### Task brief
Gather every line from the entries below that includes "Wprowadzenie".

### Listed records
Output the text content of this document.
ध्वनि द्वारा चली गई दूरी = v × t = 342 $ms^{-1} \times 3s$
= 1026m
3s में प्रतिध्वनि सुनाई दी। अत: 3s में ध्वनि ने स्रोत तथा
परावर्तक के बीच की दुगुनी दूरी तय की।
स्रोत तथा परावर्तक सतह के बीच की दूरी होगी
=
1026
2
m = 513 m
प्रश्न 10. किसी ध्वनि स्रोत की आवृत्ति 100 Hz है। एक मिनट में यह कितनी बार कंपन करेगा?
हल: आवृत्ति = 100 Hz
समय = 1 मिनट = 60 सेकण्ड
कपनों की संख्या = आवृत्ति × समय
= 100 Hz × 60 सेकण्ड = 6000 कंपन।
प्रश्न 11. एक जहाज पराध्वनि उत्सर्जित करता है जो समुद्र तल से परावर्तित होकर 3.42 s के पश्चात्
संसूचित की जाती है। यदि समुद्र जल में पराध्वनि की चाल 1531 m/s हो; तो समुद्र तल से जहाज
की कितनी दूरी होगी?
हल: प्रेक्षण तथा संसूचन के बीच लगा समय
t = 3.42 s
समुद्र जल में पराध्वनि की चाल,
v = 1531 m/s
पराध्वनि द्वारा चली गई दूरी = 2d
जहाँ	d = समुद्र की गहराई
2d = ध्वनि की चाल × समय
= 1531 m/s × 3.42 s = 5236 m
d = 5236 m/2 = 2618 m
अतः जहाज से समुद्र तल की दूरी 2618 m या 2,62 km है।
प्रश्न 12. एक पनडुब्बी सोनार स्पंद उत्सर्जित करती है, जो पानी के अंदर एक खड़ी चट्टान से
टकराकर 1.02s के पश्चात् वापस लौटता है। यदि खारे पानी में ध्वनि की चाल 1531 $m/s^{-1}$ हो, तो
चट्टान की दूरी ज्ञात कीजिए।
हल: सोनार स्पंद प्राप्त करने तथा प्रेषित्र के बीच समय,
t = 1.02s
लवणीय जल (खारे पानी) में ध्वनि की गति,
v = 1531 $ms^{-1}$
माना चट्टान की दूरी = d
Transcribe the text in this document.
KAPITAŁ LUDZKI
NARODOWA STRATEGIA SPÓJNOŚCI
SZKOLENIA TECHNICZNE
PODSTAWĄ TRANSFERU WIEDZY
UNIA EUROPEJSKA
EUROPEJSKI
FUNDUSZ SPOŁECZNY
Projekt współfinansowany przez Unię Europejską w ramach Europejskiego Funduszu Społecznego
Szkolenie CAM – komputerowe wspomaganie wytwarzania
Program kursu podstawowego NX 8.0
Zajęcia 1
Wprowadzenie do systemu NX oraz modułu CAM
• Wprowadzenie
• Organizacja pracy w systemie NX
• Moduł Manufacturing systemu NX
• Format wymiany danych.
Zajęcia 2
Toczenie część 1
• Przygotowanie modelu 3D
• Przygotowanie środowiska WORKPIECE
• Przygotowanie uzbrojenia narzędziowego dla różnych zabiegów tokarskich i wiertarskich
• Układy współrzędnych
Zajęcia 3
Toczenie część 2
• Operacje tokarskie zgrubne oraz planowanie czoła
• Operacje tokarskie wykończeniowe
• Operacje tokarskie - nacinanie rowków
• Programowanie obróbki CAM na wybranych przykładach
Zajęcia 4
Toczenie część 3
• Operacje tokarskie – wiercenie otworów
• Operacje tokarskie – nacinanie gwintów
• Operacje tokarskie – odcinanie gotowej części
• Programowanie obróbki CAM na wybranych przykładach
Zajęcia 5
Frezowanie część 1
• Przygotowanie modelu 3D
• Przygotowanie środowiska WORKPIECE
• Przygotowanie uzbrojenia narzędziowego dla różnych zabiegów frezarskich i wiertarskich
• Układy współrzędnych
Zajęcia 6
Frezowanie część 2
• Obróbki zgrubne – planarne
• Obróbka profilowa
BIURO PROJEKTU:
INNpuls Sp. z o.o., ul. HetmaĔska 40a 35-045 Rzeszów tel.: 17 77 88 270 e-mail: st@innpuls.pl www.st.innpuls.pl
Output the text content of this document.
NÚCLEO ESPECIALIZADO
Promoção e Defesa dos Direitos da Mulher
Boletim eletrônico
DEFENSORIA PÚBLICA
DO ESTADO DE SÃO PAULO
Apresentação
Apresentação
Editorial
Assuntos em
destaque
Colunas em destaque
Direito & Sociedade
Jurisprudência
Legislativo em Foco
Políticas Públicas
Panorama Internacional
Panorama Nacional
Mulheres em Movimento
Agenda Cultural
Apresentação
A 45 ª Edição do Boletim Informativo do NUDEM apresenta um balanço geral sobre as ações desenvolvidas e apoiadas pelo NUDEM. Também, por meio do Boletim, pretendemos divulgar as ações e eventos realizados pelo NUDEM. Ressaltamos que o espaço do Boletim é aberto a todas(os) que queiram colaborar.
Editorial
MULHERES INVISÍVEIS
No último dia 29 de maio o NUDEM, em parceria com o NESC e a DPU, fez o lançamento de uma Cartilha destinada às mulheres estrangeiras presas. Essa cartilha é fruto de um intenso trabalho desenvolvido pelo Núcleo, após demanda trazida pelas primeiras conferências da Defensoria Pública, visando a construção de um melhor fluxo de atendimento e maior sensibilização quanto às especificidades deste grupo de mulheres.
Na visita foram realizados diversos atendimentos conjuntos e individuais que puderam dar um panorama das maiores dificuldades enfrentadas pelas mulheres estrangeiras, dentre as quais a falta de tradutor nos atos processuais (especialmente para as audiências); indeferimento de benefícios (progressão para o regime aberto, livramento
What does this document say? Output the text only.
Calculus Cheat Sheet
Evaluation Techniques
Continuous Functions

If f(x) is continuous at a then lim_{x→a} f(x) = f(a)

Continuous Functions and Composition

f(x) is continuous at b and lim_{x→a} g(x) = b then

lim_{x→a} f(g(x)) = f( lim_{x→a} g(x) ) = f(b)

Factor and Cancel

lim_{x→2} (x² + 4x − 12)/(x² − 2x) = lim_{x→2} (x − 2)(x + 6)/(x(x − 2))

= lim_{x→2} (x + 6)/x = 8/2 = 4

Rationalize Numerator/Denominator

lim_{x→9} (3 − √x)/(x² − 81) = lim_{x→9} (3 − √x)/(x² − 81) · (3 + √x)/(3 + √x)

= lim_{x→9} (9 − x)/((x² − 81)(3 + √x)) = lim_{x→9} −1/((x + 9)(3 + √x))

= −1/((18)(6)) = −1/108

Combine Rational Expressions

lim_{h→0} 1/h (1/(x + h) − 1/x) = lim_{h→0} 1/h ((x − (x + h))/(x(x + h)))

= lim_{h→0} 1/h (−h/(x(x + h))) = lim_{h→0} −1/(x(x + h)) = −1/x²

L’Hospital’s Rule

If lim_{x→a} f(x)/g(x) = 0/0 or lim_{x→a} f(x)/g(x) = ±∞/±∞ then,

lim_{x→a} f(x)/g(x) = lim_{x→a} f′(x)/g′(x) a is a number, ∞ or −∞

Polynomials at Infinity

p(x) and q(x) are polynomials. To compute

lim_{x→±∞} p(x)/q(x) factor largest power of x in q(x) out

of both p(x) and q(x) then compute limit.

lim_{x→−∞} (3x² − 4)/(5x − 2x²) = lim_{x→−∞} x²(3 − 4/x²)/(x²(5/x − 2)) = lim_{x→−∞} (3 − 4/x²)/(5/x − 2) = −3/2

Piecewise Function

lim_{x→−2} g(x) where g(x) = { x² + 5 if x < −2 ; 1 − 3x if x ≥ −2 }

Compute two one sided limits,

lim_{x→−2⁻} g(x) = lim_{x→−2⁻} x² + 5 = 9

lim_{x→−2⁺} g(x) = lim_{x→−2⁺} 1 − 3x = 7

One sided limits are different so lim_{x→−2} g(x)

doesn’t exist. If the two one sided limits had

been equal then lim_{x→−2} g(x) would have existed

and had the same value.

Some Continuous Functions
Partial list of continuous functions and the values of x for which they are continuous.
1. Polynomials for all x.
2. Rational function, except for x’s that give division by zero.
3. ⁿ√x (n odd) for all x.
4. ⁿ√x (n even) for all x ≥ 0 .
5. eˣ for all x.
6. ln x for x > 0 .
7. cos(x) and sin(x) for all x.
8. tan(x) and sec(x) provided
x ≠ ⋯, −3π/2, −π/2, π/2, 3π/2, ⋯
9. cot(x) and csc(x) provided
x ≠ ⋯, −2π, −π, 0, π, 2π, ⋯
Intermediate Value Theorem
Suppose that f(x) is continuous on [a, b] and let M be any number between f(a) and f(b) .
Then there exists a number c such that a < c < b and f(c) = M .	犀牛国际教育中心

### The answer
Wprowadzenie do systemu NX oraz modułu CAM
• Wprowadzenie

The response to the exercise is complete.